• _Required task_: Pictures stay out of the copy; restate everything else in the material exactly.

• _Supplied material_:
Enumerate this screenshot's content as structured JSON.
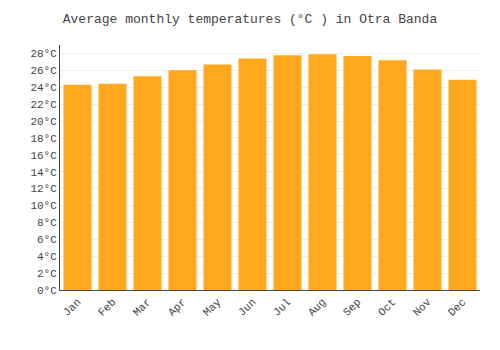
{
  "chart_data": {
    "type": "bar",
    "title": "Average monthly temperatures (°C ) in Otra Banda",
    "categories": [
      "Jan",
      "Feb",
      "Mar",
      "Apr",
      "May",
      "Jun",
      "Jul",
      "Aug",
      "Sep",
      "Oct",
      "Nov",
      "Dec"
    ],
    "values": [
      24.3,
      24.4,
      25.3,
      26.0,
      26.7,
      27.4,
      27.8,
      27.9,
      27.7,
      27.2,
      26.1,
      24.9
    ],
    "color": "#FFA820",
    "ylim": [
      0,
      29
    ],
    "yticks": [
      {
        "value": 0,
        "label": "0°C"
      },
      {
        "value": 2,
        "label": "2°C"
      },
      {
        "value": 4,
        "label": "4°C"
      },
      {
        "value": 6,
        "label": "6°C"
      },
      {
        "value": 8,
        "label": "8°C"
      },
      {
        "value": 10,
        "label": "10°C"
      },
      {
        "value": 12,
        "label": "12°C"
      },
      {
        "value": 14,
        "label": "14°C"
      },
      {
        "value": 16,
        "label": "16°C"
      },
      {
        "value": 18,
        "label": "18°C"
      },
      {
        "value": 20,
        "label": "20°C"
      },
      {
        "value": 22,
        "label": "22°C"
      },
      {
        "value": 24,
        "label": "24°C"
      },
      {
        "value": 26,
        "label": "26°C"
      },
      {
        "value": 28,
        "label": "28°C"
      }
    ],
    "grid": true
  }
}
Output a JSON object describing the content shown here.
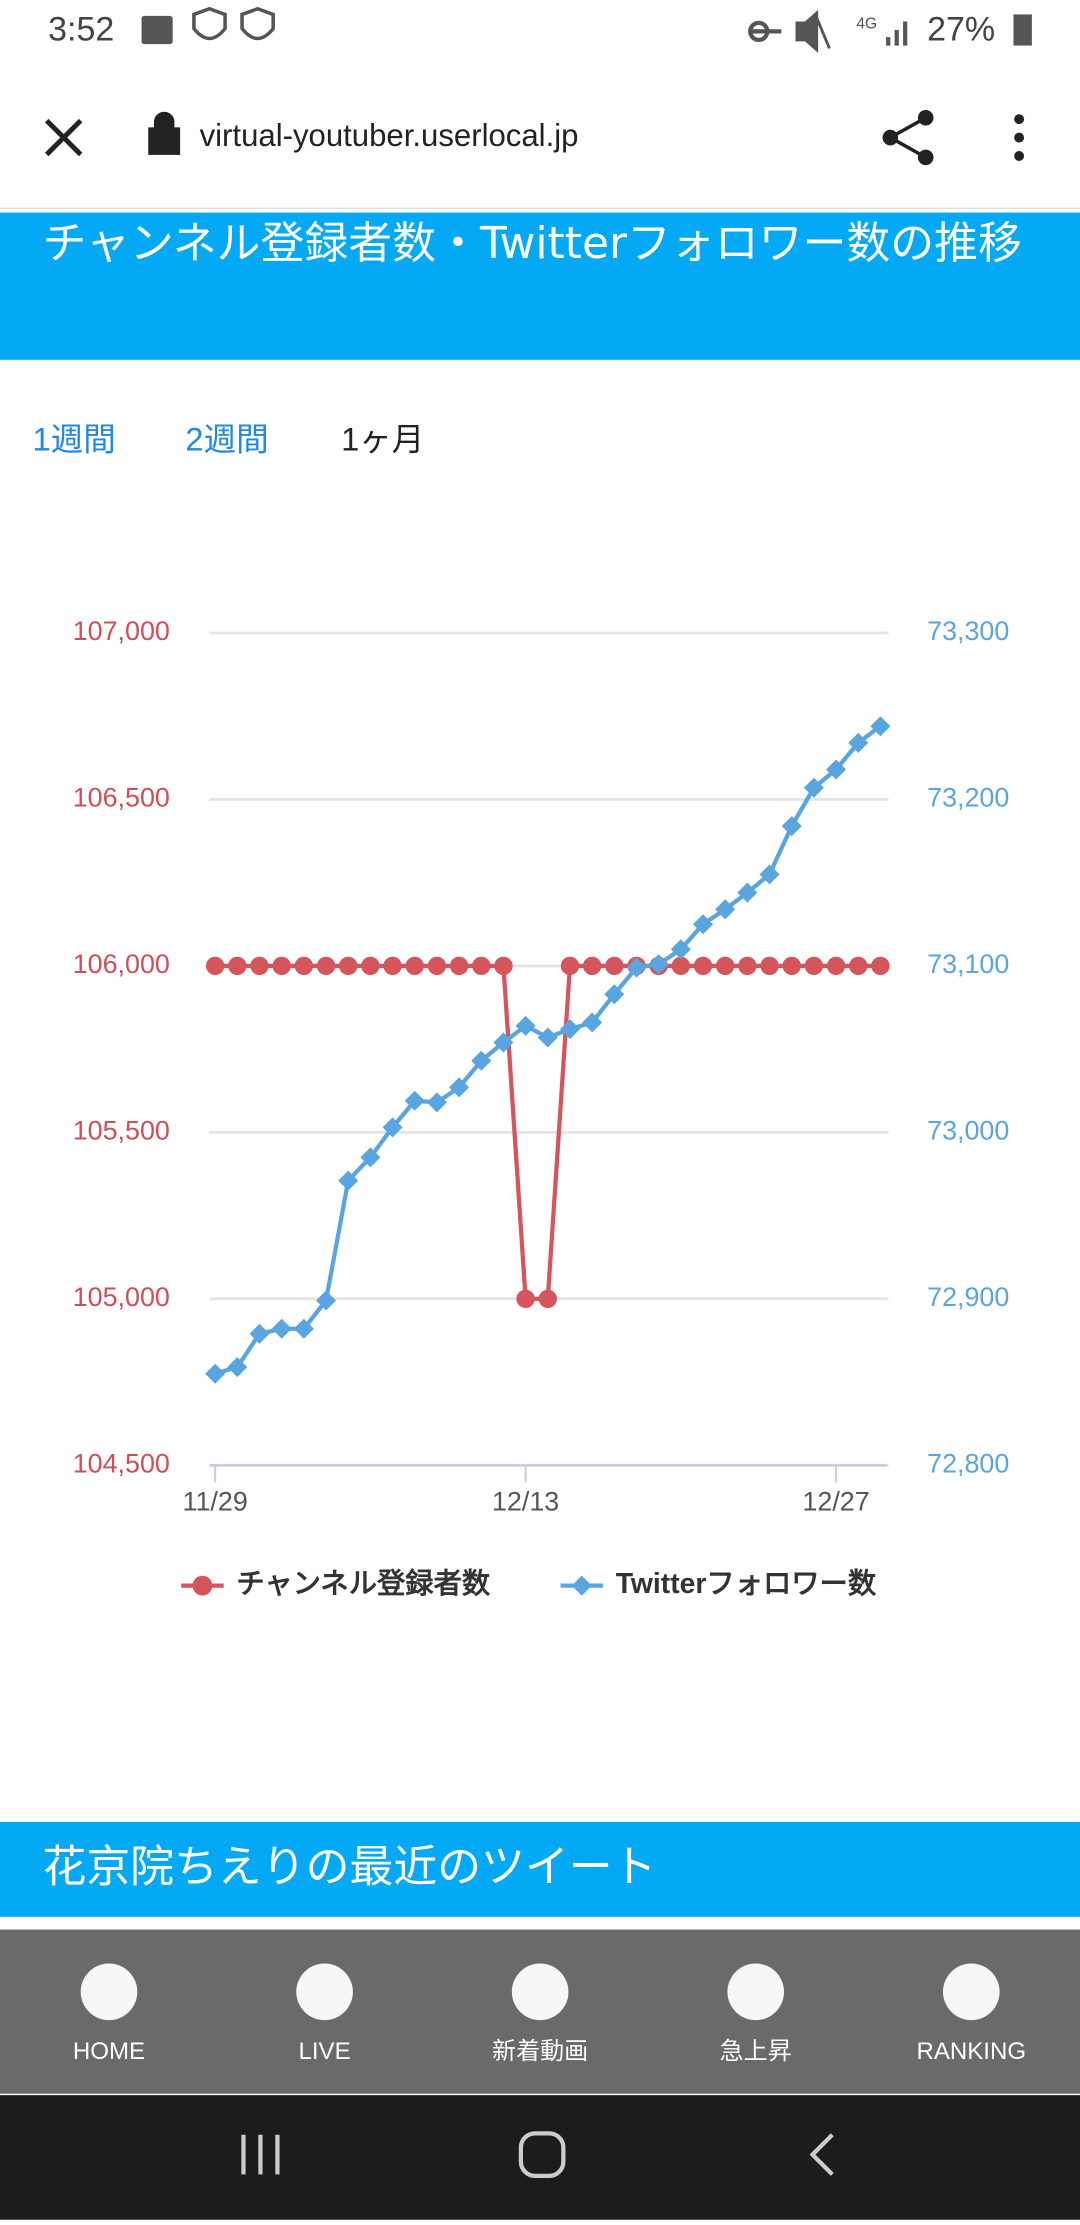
{
  "status_bar": {
    "time": "3:52",
    "network": "4G",
    "battery": "27%"
  },
  "browser": {
    "url": "virtual-youtuber.userlocal.jp"
  },
  "section": {
    "title": "チャンネル登録者数・Twitterフォロワー数の推移",
    "tabs": [
      "1週間",
      "2週間",
      "1ヶ月"
    ]
  },
  "chart_data": {
    "type": "line",
    "categories": [
      "11/29",
      null,
      null,
      null,
      null,
      null,
      null,
      null,
      null,
      null,
      null,
      null,
      null,
      null,
      "12/13",
      null,
      null,
      null,
      null,
      null,
      null,
      null,
      null,
      null,
      null,
      null,
      null,
      null,
      "12/27",
      null,
      null
    ],
    "series": [
      {
        "name": "チャンネル登録者数",
        "color": "#d6545c",
        "values": [
          106000,
          106000,
          106000,
          106000,
          106000,
          106000,
          106000,
          106000,
          106000,
          106000,
          106000,
          106000,
          106000,
          106000,
          105000,
          105000,
          106000,
          106000,
          106000,
          106000,
          106000,
          106000,
          106000,
          106000,
          106000,
          106000,
          106000,
          106000,
          106000,
          106000,
          106000
        ]
      },
      {
        "name": "Twitterフォロワー数",
        "color": "#5aa5e0",
        "axis": "y2",
        "values": [
          72855,
          72859,
          72879,
          72882,
          72882,
          72899,
          72971,
          72985,
          73003,
          73019,
          73018,
          73027,
          73043,
          73054,
          73064,
          73057,
          73062,
          73066,
          73083,
          73099,
          73101,
          73110,
          73125,
          73134,
          73144,
          73155,
          73184,
          73207,
          73218,
          73234,
          73244
        ]
      }
    ],
    "ylim": [
      104500,
      107000
    ],
    "yticks": [
      {
        "value": 104500,
        "label": "104,500"
      },
      {
        "value": 105000,
        "label": "105,000"
      },
      {
        "value": 105500,
        "label": "105,500"
      },
      {
        "value": 106000,
        "label": "106,000"
      },
      {
        "value": 106500,
        "label": "106,500"
      },
      {
        "value": 107000,
        "label": "107,000"
      }
    ],
    "y2lim": [
      72800,
      73300
    ],
    "y2ticks": [
      {
        "value": 72800,
        "label": "72,800"
      },
      {
        "value": 72900,
        "label": "72,900"
      },
      {
        "value": 73000,
        "label": "73,000"
      },
      {
        "value": 73100,
        "label": "73,100"
      },
      {
        "value": 73200,
        "label": "73,200"
      },
      {
        "value": 73300,
        "label": "73,300"
      }
    ],
    "grid": true,
    "legend": "bottom"
  },
  "tweets": {
    "title": "花京院ちえりの最近のツイート"
  },
  "nav": [
    "HOME",
    "LIVE",
    "新着動画",
    "急上昇",
    "RANKING"
  ]
}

• _Response for this exercise_:
Enumerate this screenshot's content as structured JSON.
{
  "chart_data": {
    "type": "bar",
    "title": "Average monthly temperatures (°C ) in Otra Banda",
    "categories": [
      "Jan",
      "Feb",
      "Mar",
      "Apr",
      "May",
      "Jun",
      "Jul",
      "Aug",
      "Sep",
      "Oct",
      "Nov",
      "Dec"
    ],
    "values": [
      24.3,
      24.4,
      25.3,
      26.0,
      26.7,
      27.4,
      27.8,
      27.9,
      27.7,
      27.2,
      26.1,
      24.9
    ],
    "color": "#FFA820",
    "ylim": [
      0,
      29
    ],
    "yticks": [
      {
        "value": 0,
        "label": "0°C"
      },
      {
        "value": 2,
        "label": "2°C"
      },
      {
        "value": 4,
        "label": "4°C"
      },
      {
        "value": 6,
        "label": "6°C"
      },
      {
        "value": 8,
        "label": "8°C"
      },
      {
        "value": 10,
        "label": "10°C"
      },
      {
        "value": 12,
        "label": "12°C"
      },
      {
        "value": 14,
        "label": "14°C"
      },
      {
        "value": 16,
        "label": "16°C"
      },
      {
        "value": 18,
        "label": "18°C"
      },
      {
        "value": 20,
        "label": "20°C"
      },
      {
        "value": 22,
        "label": "22°C"
      },
      {
        "value": 24,
        "label": "24°C"
      },
      {
        "value": 26,
        "label": "26°C"
      },
      {
        "value": 28,
        "label": "28°C"
      }
    ],
    "grid": true
  }
}
Output a JSON object describing the content shown here.
{
  "status_bar": {
    "time": "3:52",
    "network": "4G",
    "battery": "27%"
  },
  "browser": {
    "url": "virtual-youtuber.userlocal.jp"
  },
  "section": {
    "title": "チャンネル登録者数・Twitterフォロワー数の推移",
    "tabs": [
      "1週間",
      "2週間",
      "1ヶ月"
    ]
  },
  "chart_data": {
    "type": "line",
    "categories": [
      "11/29",
      null,
      null,
      null,
      null,
      null,
      null,
      null,
      null,
      null,
      null,
      null,
      null,
      null,
      "12/13",
      null,
      null,
      null,
      null,
      null,
      null,
      null,
      null,
      null,
      null,
      null,
      null,
      null,
      "12/27",
      null,
      null
    ],
    "series": [
      {
        "name": "チャンネル登録者数",
        "color": "#d6545c",
        "values": [
          106000,
          106000,
          106000,
          106000,
          106000,
          106000,
          106000,
          106000,
          106000,
          106000,
          106000,
          106000,
          106000,
          106000,
          105000,
          105000,
          106000,
          106000,
          106000,
          106000,
          106000,
          106000,
          106000,
          106000,
          106000,
          106000,
          106000,
          106000,
          106000,
          106000,
          106000
        ]
      },
      {
        "name": "Twitterフォロワー数",
        "color": "#5aa5e0",
        "axis": "y2",
        "values": [
          72855,
          72859,
          72879,
          72882,
          72882,
          72899,
          72971,
          72985,
          73003,
          73019,
          73018,
          73027,
          73043,
          73054,
          73064,
          73057,
          73062,
          73066,
          73083,
          73099,
          73101,
          73110,
          73125,
          73134,
          73144,
          73155,
          73184,
          73207,
          73218,
          73234,
          73244
        ]
      }
    ],
    "ylim": [
      104500,
      107000
    ],
    "yticks": [
      {
        "value": 104500,
        "label": "104,500"
      },
      {
        "value": 105000,
        "label": "105,000"
      },
      {
        "value": 105500,
        "label": "105,500"
      },
      {
        "value": 106000,
        "label": "106,000"
      },
      {
        "value": 106500,
        "label": "106,500"
      },
      {
        "value": 107000,
        "label": "107,000"
      }
    ],
    "y2lim": [
      72800,
      73300
    ],
    "y2ticks": [
      {
        "value": 72800,
        "label": "72,800"
      },
      {
        "value": 72900,
        "label": "72,900"
      },
      {
        "value": 73000,
        "label": "73,000"
      },
      {
        "value": 73100,
        "label": "73,100"
      },
      {
        "value": 73200,
        "label": "73,200"
      },
      {
        "value": 73300,
        "label": "73,300"
      }
    ],
    "grid": true,
    "legend": "bottom"
  },
  "tweets": {
    "title": "花京院ちえりの最近のツイート"
  },
  "nav": [
    "HOME",
    "LIVE",
    "新着動画",
    "急上昇",
    "RANKING"
  ]
}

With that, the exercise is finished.